**Exercise goal**
Word for word, restate every line of the material.

**Records supplied**
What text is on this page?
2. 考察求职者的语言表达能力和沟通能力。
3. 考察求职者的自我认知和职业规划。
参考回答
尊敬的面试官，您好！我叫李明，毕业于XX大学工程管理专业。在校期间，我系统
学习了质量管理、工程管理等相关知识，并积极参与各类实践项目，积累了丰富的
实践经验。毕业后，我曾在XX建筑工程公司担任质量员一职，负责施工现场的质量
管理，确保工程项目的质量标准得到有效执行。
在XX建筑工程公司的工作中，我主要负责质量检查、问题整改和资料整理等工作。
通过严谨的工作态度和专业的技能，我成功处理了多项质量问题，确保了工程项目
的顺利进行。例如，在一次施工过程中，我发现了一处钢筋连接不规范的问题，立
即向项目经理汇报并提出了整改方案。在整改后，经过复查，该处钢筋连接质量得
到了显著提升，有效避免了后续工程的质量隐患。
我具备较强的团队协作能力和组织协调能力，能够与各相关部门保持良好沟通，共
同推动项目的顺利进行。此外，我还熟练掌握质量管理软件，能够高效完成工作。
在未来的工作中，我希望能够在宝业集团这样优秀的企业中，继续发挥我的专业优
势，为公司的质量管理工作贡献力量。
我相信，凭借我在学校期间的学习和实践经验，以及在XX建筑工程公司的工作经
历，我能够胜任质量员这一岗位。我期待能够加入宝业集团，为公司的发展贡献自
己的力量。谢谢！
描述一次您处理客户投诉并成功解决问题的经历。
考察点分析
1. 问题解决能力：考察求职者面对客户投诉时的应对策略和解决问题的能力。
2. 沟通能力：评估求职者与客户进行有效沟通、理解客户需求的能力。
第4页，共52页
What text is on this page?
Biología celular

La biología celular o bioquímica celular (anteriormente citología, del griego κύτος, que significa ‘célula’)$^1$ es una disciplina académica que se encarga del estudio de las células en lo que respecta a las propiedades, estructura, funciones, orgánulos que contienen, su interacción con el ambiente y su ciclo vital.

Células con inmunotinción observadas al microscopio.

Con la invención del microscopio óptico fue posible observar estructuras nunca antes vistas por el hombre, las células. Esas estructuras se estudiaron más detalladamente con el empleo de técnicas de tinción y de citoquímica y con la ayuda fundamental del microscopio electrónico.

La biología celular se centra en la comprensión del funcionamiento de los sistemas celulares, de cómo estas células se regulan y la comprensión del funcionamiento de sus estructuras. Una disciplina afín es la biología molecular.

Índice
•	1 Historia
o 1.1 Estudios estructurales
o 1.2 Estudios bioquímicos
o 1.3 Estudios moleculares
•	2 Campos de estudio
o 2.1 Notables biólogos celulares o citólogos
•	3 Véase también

**Response for this exercise**
What text is on this page?
2. 考察求职者的语言表达能力和沟通能力。
3. 考察求职者的自我认知和职业规划。
参考回答
尊敬的面试官，您好！我叫李明，毕业于XX大学工程管理专业。在校期间，我系统
学习了质量管理、工程管理等相关知识，并积极参与各类实践项目，积累了丰富的
实践经验。毕业后，我曾在XX建筑工程公司担任质量员一职，负责施工现场的质量
管理，确保工程项目的质量标准得到有效执行。
在XX建筑工程公司的工作中，我主要负责质量检查、问题整改和资料整理等工作。
通过严谨的工作态度和专业的技能，我成功处理了多项质量问题，确保了工程项目
的顺利进行。例如，在一次施工过程中，我发现了一处钢筋连接不规范的问题，立
即向项目经理汇报并提出了整改方案。在整改后，经过复查，该处钢筋连接质量得
到了显著提升，有效避免了后续工程的质量隐患。
我具备较强的团队协作能力和组织协调能力，能够与各相关部门保持良好沟通，共
同推动项目的顺利进行。此外，我还熟练掌握质量管理软件，能够高效完成工作。
在未来的工作中，我希望能够在宝业集团这样优秀的企业中，继续发挥我的专业优
势，为公司的质量管理工作贡献力量。
我相信，凭借我在学校期间的学习和实践经验，以及在XX建筑工程公司的工作经
历，我能够胜任质量员这一岗位。我期待能够加入宝业集团，为公司的发展贡献自
己的力量。谢谢！
描述一次您处理客户投诉并成功解决问题的经历。
考察点分析
1. 问题解决能力：考察求职者面对客户投诉时的应对策略和解决问题的能力。
2. 沟通能力：评估求职者与客户进行有效沟通、理解客户需求的能力。
第4页，共52页
What text is on this page?
Biología celular

La biología celular o bioquímica celular (anteriormente citología, del griego κύτος, que significa ‘célula’)$^1$ es una disciplina académica que se encarga del estudio de las células en lo que respecta a las propiedades, estructura, funciones, orgánulos que contienen, su interacción con el ambiente y su ciclo vital.

Células con inmunotinción observadas al microscopio.

Con la invención del microscopio óptico fue posible observar estructuras nunca antes vistas por el hombre, las células. Esas estructuras se estudiaron más detalladamente con el empleo de técnicas de tinción y de citoquímica y con la ayuda fundamental del microscopio electrónico.

La biología celular se centra en la comprensión del funcionamiento de los sistemas celulares, de cómo estas células se regulan y la comprensión del funcionamiento de sus estructuras. Una disciplina afín es la biología molecular.

Índice
•	1 Historia
o 1.1 Estudios estructurales
o 1.2 Estudios bioquímicos
o 1.3 Estudios moleculares
•	2 Campos de estudio
o 2.1 Notables biólogos celulares o citólogos
•	3 Véase también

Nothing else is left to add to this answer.